**The problem:** Images embedded in the records are excluded; print everything else exactly as given.

**Record set:**
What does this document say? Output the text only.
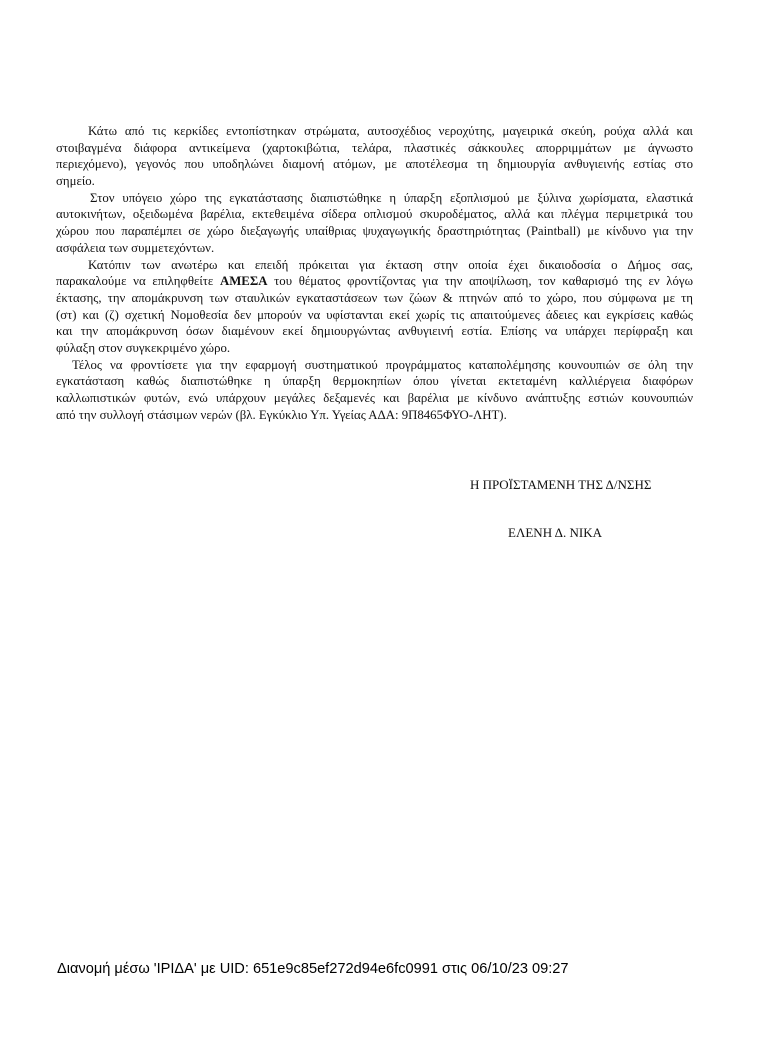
Κάτω από τις κερκίδες εντοπίστηκαν στρώματα, αυτοσχέδιος νεροχύτης, μαγειρικά σκεύη, ρούχα αλλά και
στοιβαγμένα διάφορα αντικείμενα (χαρτοκιβώτια, τελάρα, πλαστικές σάκκουλες απορριμμάτων με άγνωστο
περιεχόμενο), γεγονός που υποδηλώνει διαμονή ατόμων, με αποτέλεσμα τη δημιουργία ανθυγιεινής εστίας στο
σημείο.
Στον υπόγειο χώρο της εγκατάστασης διαπιστώθηκε η ύπαρξη εξοπλισμού με ξύλινα χωρίσματα, ελαστικά
αυτοκινήτων, οξειδωμένα βαρέλια, εκτεθειμένα σίδερα οπλισμού σκυροδέματος, αλλά και πλέγμα περιμετρικά του
χώρου που παραπέμπει σε χώρο διεξαγωγής υπαίθριας ψυχαγωγικής δραστηριότητας (Paintball) με κίνδυνο για την
ασφάλεια των συμμετεχόντων.
Κατόπιν των ανωτέρω και επειδή πρόκειται για έκταση στην οποία έχει δικαιοδοσία ο Δήμος σας,
παρακαλούμε να επιληφθείτε ΑΜΕΣΑ του θέματος φροντίζοντας για την αποψίλωση, τον καθαρισμό της εν λόγω
έκτασης, την απομάκρυνση των σταυλικών εγκαταστάσεων των ζώων & πτηνών από το χώρο, που σύμφωνα με τη
(στ) και (ζ) σχετική Νομοθεσία δεν μπορούν να υφίστανται εκεί χωρίς τις απαιτούμενες άδειες και εγκρίσεις καθώς
και την απομάκρυνση όσων διαμένουν εκεί δημιουργώντας ανθυγιεινή εστία. Επίσης να υπάρχει περίφραξη και
φύλαξη στον συγκεκριμένο χώρο.
Τέλος να φροντίσετε για την εφαρμογή συστηματικού προγράμματος καταπολέμησης κουνουπιών σε όλη την
εγκατάσταση καθώς διαπιστώθηκε η ύπαρξη θερμοκηπίων όπου γίνεται εκτεταμένη καλλιέργεια διαφόρων
καλλωπιστικών φυτών, ενώ υπάρχουν μεγάλες δεξαμενές και βαρέλια με κίνδυνο ανάπτυξης εστιών κουνουπιών
από την συλλογή στάσιμων νερών (βλ. Εγκύκλιο Υπ. Υγείας ΑΔΑ: 9Π8465ΦΥΟ-ΛΗΤ).
Η ΠΡΟΪΣΤΑΜΕΝΗ ΤΗΣ Δ/ΝΣΗΣ
ΕΛΕΝΗ Δ. ΝΙΚΑ
Διανομή μέσω 'ΙΡΙΔΑ' με UID: 651e9c85ef272d94e6fc0991 στις 06/10/23 09:27
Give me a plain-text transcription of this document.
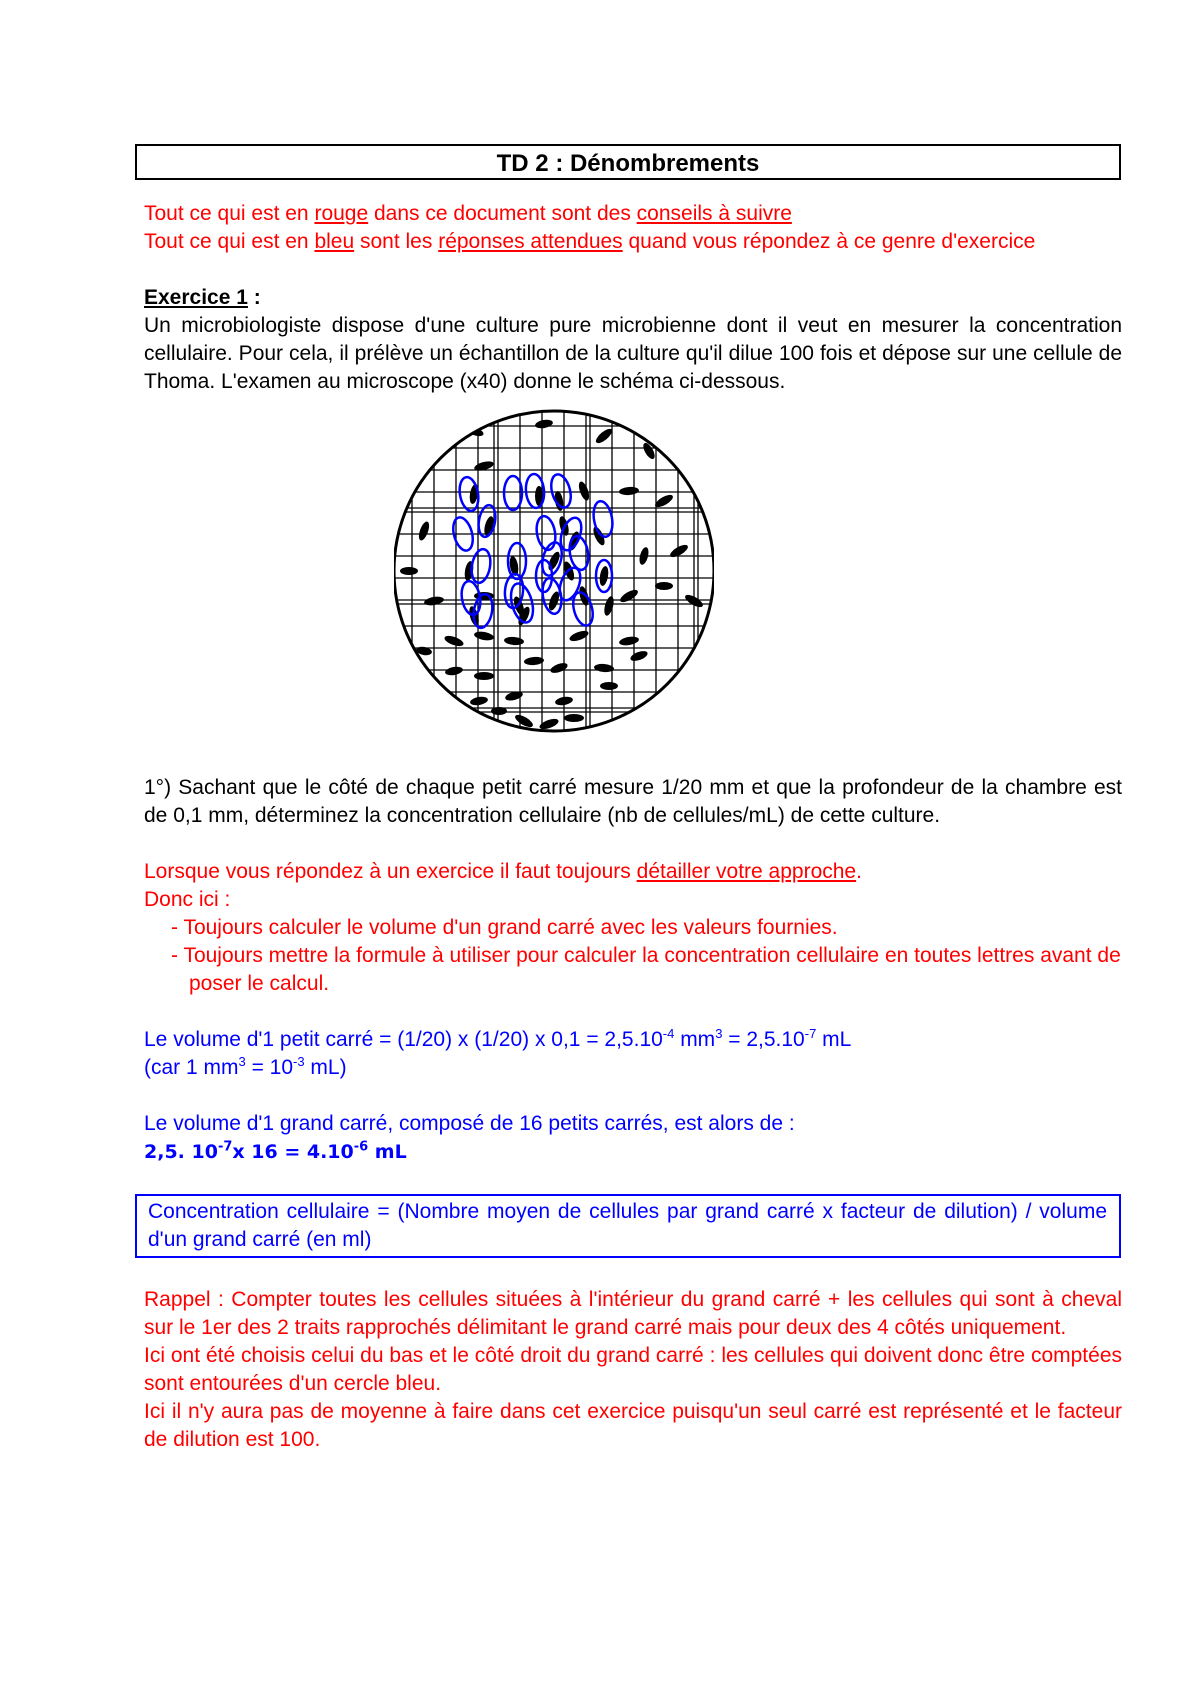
TD 2 : Dénombrements

Tout ce qui est en rouge dans ce document sont des conseils à suivre

Tout ce qui est en bleu sont les réponses attendues quand vous répondez à ce genre d'exercice

Exercice 1 :

Un microbiologiste dispose d'une culture pure microbienne dont il veut en mesurer la concentration cellulaire. Pour cela, il prélève un échantillon de la culture qu'il dilue 100 fois et dépose sur une cellule de Thoma. L'examen au microscope (x40) donne le schéma ci-dessous.

1°) Sachant que le côté de chaque petit carré mesure 1/20 mm et que la profondeur de la chambre est de 0,1 mm, déterminez la concentration cellulaire (nb de cellules/mL) de cette culture.

Lorsque vous répondez à un exercice il faut toujours détailler votre approche.

Donc ici :

- Toujours calculer le volume d'un grand carré avec les valeurs fournies.

- Toujours mettre la formule à utiliser pour calculer la concentration cellulaire en toutes lettres avant de poser le calcul.

Le volume d'1 petit carré = (1/20) x (1/20) x $0,1 = 2,5.10^{-4}$ $mm^3 = 2,5.10^{-7}$ mL

(car 1 $mm^3 = 10^{-3}$ mL)

Le volume d'1 grand carré, composé de 16 petits carrés, est alors de :

2,5. $10^{-7}x$ $16 = 4.10^{-6}$ mL

Concentration cellulaire = (Nombre moyen de cellules par grand carré x facteur de dilution) / volume d'un grand carré (en ml)

Rappel : Compter toutes les cellules situées à l'intérieur du grand carré + les cellules qui sont à cheval sur le 1er des 2 traits rapprochés délimitant le grand carré mais pour deux des 4 côtés uniquement.

Ici ont été choisis celui du bas et le côté droit du grand carré : les cellules qui doivent donc être comptées sont entourées d'un cercle bleu.

Ici il n'y aura pas de moyenne à faire dans cet exercice puisqu'un seul carré est représenté et le facteur de dilution est 100.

**Task result:**
What does this document say? Output the text only.
Κάτω από τις κερκίδες εντοπίστηκαν στρώματα, αυτοσχέδιος νεροχύτης, μαγειρικά σκεύη, ρούχα αλλά και
στοιβαγμένα διάφορα αντικείμενα (χαρτοκιβώτια, τελάρα, πλαστικές σάκκουλες απορριμμάτων με άγνωστο
περιεχόμενο), γεγονός που υποδηλώνει διαμονή ατόμων, με αποτέλεσμα τη δημιουργία ανθυγιεινής εστίας στο
σημείο.
Στον υπόγειο χώρο της εγκατάστασης διαπιστώθηκε η ύπαρξη εξοπλισμού με ξύλινα χωρίσματα, ελαστικά
αυτοκινήτων, οξειδωμένα βαρέλια, εκτεθειμένα σίδερα οπλισμού σκυροδέματος, αλλά και πλέγμα περιμετρικά του
χώρου που παραπέμπει σε χώρο διεξαγωγής υπαίθριας ψυχαγωγικής δραστηριότητας (Paintball) με κίνδυνο για την
ασφάλεια των συμμετεχόντων.
Κατόπιν των ανωτέρω και επειδή πρόκειται για έκταση στην οποία έχει δικαιοδοσία ο Δήμος σας,
παρακαλούμε να επιληφθείτε ΑΜΕΣΑ του θέματος φροντίζοντας για την αποψίλωση, τον καθαρισμό της εν λόγω
έκτασης, την απομάκρυνση των σταυλικών εγκαταστάσεων των ζώων & πτηνών από το χώρο, που σύμφωνα με τη
(στ) και (ζ) σχετική Νομοθεσία δεν μπορούν να υφίστανται εκεί χωρίς τις απαιτούμενες άδειες και εγκρίσεις καθώς
και την απομάκρυνση όσων διαμένουν εκεί δημιουργώντας ανθυγιεινή εστία. Επίσης να υπάρχει περίφραξη και
φύλαξη στον συγκεκριμένο χώρο.
Τέλος να φροντίσετε για την εφαρμογή συστηματικού προγράμματος καταπολέμησης κουνουπιών σε όλη την
εγκατάσταση καθώς διαπιστώθηκε η ύπαρξη θερμοκηπίων όπου γίνεται εκτεταμένη καλλιέργεια διαφόρων
καλλωπιστικών φυτών, ενώ υπάρχουν μεγάλες δεξαμενές και βαρέλια με κίνδυνο ανάπτυξης εστιών κουνουπιών
από την συλλογή στάσιμων νερών (βλ. Εγκύκλιο Υπ. Υγείας ΑΔΑ: 9Π8465ΦΥΟ-ΛΗΤ).
Η ΠΡΟΪΣΤΑΜΕΝΗ ΤΗΣ Δ/ΝΣΗΣ
ΕΛΕΝΗ Δ. ΝΙΚΑ
Διανομή μέσω 'ΙΡΙΔΑ' με UID: 651e9c85ef272d94e6fc0991 στις 06/10/23 09:27
Give me a plain-text transcription of this document.
TD 2 : Dénombrements

Tout ce qui est en rouge dans ce document sont des conseils à suivre

Tout ce qui est en bleu sont les réponses attendues quand vous répondez à ce genre d'exercice

Exercice 1 :

Un microbiologiste dispose d'une culture pure microbienne dont il veut en mesurer la concentration cellulaire. Pour cela, il prélève un échantillon de la culture qu'il dilue 100 fois et dépose sur une cellule de Thoma. L'examen au microscope (x40) donne le schéma ci-dessous.

1°) Sachant que le côté de chaque petit carré mesure 1/20 mm et que la profondeur de la chambre est de 0,1 mm, déterminez la concentration cellulaire (nb de cellules/mL) de cette culture.

Lorsque vous répondez à un exercice il faut toujours détailler votre approche.

Donc ici :

- Toujours calculer le volume d'un grand carré avec les valeurs fournies.

- Toujours mettre la formule à utiliser pour calculer la concentration cellulaire en toutes lettres avant de poser le calcul.

Le volume d'1 petit carré = (1/20) x (1/20) x $0,1 = 2,5.10^{-4}$ $mm^3 = 2,5.10^{-7}$ mL

(car 1 $mm^3 = 10^{-3}$ mL)

Le volume d'1 grand carré, composé de 16 petits carrés, est alors de :

2,5. $10^{-7}x$ $16 = 4.10^{-6}$ mL

Concentration cellulaire = (Nombre moyen de cellules par grand carré x facteur de dilution) / volume d'un grand carré (en ml)

Rappel : Compter toutes les cellules situées à l'intérieur du grand carré + les cellules qui sont à cheval sur le 1er des 2 traits rapprochés délimitant le grand carré mais pour deux des 4 côtés uniquement.

Ici ont été choisis celui du bas et le côté droit du grand carré : les cellules qui doivent donc être comptées sont entourées d'un cercle bleu.

Ici il n'y aura pas de moyenne à faire dans cet exercice puisqu'un seul carré est représenté et le facteur de dilution est 100.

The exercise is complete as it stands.